Materials provided =>
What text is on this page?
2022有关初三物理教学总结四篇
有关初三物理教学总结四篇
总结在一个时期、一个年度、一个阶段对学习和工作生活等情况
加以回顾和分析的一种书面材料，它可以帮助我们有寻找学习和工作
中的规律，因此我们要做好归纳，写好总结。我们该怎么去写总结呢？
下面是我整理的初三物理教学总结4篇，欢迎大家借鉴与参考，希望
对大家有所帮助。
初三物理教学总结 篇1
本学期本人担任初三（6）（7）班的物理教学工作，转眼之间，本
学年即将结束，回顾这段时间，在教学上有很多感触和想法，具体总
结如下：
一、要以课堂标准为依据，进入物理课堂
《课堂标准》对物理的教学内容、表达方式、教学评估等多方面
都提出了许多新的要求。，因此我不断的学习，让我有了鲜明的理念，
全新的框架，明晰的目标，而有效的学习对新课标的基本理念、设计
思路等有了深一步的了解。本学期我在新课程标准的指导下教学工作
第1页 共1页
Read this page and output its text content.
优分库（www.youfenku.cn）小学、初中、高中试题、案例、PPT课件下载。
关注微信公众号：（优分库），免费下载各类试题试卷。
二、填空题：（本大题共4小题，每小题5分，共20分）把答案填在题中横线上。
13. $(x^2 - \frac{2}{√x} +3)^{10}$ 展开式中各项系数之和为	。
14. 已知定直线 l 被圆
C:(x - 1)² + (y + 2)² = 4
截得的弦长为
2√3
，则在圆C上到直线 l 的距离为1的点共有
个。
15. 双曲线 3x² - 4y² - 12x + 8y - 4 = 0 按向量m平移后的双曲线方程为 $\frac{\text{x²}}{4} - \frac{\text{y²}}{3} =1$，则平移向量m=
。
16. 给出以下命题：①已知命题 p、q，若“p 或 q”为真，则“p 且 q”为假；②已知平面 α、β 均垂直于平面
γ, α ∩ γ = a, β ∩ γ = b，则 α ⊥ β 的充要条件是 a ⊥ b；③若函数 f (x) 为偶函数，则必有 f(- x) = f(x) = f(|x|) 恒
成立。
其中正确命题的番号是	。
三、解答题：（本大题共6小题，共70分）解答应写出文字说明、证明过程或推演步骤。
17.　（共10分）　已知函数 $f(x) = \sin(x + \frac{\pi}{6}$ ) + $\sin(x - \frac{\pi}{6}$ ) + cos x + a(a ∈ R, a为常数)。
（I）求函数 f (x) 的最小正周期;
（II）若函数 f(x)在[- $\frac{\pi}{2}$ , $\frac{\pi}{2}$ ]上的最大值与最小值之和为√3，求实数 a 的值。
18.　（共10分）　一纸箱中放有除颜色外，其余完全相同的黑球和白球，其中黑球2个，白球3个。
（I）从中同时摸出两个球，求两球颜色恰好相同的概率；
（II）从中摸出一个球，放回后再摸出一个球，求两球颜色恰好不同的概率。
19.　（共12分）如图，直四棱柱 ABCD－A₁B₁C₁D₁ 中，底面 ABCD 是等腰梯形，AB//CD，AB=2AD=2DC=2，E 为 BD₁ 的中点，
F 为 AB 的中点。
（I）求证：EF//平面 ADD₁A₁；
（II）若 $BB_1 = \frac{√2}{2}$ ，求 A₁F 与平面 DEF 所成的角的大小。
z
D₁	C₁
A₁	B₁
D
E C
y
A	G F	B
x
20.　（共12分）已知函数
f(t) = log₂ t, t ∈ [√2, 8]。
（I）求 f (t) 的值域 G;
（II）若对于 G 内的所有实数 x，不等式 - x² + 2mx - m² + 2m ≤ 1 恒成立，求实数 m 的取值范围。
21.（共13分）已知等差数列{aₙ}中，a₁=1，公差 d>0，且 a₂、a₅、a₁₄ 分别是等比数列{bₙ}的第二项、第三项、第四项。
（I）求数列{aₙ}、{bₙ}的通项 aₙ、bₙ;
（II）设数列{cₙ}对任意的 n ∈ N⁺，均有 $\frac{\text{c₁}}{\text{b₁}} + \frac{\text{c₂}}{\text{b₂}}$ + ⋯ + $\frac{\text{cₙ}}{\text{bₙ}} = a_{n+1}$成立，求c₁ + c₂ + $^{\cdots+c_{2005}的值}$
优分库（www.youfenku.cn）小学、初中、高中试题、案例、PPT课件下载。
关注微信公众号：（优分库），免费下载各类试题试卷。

Exercise instructions => Show all lines above holding "已知函数".

Reply =>
17.　（共10分）　已知函数 $f(x) = \sin(x + \frac{\pi}{6}$ ) + $\sin(x - \frac{\pi}{6}$ ) + cos x + a(a ∈ R, a为常数)。
20.　（共12分）已知函数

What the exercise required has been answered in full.